Please return every line below that contains the string "primitiva".

**PROVIDED DATA:**

########################################

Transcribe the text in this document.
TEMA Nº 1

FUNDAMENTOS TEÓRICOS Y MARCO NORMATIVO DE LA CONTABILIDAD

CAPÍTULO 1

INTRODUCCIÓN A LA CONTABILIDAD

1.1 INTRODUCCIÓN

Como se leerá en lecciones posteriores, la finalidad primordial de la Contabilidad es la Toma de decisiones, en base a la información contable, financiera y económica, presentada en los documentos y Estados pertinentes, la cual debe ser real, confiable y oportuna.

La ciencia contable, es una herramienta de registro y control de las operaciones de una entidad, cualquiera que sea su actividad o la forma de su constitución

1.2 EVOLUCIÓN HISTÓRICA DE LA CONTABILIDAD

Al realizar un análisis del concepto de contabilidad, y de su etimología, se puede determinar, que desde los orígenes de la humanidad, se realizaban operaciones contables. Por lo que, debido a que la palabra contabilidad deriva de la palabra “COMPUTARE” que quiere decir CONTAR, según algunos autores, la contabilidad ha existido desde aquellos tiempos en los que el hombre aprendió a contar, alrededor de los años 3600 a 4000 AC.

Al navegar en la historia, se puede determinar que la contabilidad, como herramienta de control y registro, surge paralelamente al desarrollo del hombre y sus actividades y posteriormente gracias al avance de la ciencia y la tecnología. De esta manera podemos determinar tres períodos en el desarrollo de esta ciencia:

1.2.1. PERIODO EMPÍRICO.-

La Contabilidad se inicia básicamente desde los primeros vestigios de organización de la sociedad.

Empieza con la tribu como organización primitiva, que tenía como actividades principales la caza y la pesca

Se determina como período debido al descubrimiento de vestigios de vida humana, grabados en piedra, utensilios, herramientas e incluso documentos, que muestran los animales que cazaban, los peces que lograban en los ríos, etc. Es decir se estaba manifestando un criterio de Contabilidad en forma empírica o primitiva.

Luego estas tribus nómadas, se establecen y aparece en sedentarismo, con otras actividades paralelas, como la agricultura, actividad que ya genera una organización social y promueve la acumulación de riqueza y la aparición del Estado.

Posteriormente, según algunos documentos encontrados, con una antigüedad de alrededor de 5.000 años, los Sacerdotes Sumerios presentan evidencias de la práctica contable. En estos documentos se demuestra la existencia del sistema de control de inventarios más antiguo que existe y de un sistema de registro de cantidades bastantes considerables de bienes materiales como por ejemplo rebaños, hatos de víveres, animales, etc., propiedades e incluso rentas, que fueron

########################################

**SOLUTION TO THIS TASK:**
Empieza con la tribu como organización primitiva, que tenía como actividades principales la caza y la pesca
Se determina como período debido al descubrimiento de vestigios de vida humana, grabados en piedra, utensilios, herramientas e incluso documentos, que muestran los animales que cazaban, los peces que lograban en los ríos, etc. Es decir se estaba manifestando un criterio de Contabilidad en forma empírica o primitiva.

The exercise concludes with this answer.